Extracted data entries
_ _ _ _ _

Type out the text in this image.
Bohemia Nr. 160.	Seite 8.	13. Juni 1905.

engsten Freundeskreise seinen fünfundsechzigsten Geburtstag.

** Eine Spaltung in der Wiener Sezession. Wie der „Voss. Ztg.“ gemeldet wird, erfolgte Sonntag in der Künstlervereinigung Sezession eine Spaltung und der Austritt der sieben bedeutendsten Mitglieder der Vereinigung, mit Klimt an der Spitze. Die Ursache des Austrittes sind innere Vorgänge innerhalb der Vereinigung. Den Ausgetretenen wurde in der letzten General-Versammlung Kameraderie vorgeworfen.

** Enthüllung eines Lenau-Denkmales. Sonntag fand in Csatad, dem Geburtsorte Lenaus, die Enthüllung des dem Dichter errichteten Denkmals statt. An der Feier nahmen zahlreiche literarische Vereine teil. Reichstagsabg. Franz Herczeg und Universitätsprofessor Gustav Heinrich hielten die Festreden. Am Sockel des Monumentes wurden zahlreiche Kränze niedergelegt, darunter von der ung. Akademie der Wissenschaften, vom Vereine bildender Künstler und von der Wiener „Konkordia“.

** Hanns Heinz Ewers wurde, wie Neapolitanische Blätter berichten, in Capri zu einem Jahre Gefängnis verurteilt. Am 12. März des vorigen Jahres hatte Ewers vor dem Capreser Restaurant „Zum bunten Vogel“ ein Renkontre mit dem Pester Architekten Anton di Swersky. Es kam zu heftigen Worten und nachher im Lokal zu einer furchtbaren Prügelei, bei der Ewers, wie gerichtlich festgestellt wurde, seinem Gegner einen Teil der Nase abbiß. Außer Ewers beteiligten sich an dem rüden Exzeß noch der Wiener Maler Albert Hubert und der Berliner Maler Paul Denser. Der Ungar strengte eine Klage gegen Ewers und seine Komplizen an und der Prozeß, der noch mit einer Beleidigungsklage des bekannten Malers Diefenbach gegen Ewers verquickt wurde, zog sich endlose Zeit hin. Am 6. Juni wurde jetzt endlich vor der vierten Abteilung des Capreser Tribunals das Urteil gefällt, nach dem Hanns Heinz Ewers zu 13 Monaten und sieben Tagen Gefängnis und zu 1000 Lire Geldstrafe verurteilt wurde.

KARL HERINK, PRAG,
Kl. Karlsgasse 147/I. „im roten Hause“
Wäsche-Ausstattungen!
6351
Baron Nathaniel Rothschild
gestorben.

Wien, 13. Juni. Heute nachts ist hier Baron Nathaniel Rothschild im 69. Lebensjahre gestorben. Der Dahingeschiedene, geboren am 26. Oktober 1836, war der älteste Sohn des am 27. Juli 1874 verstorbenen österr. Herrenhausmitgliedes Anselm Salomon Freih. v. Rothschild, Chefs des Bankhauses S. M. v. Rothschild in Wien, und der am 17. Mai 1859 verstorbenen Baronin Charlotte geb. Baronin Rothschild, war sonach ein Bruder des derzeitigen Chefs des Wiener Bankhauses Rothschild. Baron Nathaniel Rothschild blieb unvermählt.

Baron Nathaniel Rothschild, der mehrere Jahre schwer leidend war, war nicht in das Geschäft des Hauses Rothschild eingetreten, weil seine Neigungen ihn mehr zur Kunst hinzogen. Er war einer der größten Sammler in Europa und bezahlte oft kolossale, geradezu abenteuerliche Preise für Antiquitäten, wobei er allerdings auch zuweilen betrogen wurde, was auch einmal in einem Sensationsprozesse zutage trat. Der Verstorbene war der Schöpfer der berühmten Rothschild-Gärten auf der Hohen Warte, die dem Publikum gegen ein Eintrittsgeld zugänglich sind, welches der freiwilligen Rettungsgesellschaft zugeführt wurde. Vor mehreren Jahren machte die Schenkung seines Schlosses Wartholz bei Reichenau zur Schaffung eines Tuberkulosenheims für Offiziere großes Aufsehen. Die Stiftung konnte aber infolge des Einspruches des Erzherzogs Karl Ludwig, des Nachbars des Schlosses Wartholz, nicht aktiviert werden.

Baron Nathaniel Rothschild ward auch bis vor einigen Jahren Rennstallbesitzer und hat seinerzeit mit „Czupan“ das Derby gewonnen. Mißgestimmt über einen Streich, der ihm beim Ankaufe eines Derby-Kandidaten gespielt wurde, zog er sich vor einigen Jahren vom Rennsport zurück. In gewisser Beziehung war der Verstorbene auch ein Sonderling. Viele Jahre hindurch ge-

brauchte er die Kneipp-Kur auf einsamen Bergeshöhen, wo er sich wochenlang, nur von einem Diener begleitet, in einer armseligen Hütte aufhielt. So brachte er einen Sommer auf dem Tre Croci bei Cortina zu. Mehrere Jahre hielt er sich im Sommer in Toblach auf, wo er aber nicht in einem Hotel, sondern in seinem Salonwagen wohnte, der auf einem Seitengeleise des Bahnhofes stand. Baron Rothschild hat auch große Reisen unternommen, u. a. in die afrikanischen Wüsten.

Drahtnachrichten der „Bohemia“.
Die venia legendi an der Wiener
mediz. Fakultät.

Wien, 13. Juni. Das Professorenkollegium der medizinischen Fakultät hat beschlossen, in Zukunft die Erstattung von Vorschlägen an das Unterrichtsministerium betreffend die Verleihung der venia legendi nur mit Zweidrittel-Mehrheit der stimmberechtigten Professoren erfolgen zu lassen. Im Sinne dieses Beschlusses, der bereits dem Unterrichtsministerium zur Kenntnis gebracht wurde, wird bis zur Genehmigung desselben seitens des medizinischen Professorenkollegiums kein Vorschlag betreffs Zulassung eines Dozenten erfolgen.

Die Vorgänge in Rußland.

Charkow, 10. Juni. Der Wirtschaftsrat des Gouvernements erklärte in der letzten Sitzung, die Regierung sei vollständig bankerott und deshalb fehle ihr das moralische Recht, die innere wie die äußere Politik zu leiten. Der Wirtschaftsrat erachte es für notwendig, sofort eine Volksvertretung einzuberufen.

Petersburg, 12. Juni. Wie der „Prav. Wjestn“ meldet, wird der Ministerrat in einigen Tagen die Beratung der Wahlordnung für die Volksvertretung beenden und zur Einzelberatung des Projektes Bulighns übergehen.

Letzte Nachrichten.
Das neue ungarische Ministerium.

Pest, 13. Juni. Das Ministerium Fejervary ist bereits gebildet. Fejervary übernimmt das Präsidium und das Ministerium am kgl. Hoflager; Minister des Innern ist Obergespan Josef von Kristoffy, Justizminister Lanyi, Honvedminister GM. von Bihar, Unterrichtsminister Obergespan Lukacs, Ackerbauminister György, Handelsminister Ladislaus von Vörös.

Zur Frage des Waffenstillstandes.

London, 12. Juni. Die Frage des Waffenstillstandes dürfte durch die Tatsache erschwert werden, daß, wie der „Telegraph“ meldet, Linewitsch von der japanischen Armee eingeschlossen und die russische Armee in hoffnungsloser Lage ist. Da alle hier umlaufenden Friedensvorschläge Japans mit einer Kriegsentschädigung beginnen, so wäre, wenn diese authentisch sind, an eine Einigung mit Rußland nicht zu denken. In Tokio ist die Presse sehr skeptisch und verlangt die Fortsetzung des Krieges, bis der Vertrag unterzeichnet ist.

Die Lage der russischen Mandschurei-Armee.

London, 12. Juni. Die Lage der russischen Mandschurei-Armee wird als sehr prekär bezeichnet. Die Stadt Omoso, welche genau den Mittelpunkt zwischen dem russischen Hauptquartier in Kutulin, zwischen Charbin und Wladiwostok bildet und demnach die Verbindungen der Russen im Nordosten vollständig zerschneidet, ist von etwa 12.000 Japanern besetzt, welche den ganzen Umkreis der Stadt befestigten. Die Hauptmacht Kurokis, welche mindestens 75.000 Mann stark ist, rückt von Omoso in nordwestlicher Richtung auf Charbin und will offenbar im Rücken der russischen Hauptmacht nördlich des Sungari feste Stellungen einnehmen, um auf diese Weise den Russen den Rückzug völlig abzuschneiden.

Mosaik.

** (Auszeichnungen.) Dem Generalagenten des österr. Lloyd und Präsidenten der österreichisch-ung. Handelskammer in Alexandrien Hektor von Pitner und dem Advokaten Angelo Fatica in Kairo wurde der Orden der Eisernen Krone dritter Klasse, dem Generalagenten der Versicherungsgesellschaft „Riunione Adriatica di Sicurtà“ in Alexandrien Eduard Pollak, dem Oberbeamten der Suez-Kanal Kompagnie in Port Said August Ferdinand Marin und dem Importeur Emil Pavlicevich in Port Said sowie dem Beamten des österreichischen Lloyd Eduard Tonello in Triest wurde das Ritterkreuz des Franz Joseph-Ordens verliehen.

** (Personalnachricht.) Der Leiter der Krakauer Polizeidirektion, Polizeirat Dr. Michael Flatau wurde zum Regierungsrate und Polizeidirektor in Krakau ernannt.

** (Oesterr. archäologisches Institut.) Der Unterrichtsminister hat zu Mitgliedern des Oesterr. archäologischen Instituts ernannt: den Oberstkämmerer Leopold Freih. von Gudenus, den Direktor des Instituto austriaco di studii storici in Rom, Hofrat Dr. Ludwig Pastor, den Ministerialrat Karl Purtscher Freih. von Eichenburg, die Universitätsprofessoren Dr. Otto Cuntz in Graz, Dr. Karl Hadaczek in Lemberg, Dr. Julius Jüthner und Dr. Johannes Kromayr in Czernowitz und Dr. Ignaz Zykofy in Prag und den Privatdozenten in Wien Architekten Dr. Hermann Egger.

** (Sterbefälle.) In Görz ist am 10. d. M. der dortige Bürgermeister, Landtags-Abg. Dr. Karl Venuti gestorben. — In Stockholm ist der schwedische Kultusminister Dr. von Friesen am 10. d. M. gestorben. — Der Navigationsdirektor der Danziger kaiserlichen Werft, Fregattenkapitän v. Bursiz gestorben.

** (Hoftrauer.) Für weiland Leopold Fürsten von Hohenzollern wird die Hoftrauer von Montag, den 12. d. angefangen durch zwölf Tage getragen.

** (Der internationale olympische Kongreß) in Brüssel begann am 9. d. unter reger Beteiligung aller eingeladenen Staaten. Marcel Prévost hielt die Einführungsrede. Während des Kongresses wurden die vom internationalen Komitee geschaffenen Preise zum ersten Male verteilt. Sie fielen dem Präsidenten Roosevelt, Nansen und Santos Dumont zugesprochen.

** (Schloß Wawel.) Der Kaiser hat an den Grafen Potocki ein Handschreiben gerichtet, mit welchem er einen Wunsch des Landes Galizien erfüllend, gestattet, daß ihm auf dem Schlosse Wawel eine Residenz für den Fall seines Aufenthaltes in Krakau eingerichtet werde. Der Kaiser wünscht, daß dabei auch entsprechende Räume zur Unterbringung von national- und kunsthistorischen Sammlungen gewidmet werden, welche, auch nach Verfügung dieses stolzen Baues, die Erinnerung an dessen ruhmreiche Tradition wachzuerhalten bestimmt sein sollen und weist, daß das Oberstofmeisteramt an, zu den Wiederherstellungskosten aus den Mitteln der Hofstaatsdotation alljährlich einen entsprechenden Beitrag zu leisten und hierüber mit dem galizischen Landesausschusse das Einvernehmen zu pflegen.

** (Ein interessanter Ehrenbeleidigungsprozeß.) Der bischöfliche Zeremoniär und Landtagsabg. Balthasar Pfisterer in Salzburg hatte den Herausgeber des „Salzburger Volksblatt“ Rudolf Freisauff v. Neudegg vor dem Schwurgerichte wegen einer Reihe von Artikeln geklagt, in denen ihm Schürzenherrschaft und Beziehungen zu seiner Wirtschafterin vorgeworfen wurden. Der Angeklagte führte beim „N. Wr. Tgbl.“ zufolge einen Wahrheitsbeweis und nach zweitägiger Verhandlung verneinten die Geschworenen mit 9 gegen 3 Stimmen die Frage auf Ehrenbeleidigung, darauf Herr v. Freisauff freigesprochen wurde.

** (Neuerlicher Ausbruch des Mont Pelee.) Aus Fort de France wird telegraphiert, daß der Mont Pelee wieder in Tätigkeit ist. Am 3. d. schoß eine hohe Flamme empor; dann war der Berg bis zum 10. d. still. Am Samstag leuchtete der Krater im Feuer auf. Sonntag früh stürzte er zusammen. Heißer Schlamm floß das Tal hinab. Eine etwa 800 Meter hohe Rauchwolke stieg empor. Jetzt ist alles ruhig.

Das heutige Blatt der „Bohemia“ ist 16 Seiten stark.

_ _ _ _ _

• _Work to do_: Search the listing for the string "letzten". Copy each line where it turns up.

• _Solved exercise_:
** Eine Spaltung in der Wiener Sezession. Wie der „Voss. Ztg.“ gemeldet wird, erfolgte Sonntag in der Künstlervereinigung Sezession eine Spaltung und der Austritt der sieben bedeutendsten Mitglieder der Vereinigung, mit Klimt an der Spitze. Die Ursache des Austrittes sind innere Vorgänge innerhalb der Vereinigung. Den Ausgetretenen wurde in der letzten General-Versammlung Kameraderie vorgeworfen.
Charkow, 10. Juni. Der Wirtschaftsrat des Gouvernements erklärte in der letzten Sitzung, die Regierung sei vollständig bankerott und deshalb fehle ihr das moralische Recht, die innere wie die äußere Politik zu leiten. Der Wirtschaftsrat erachte es für notwendig, sofort eine Volksvertretung einzuberufen.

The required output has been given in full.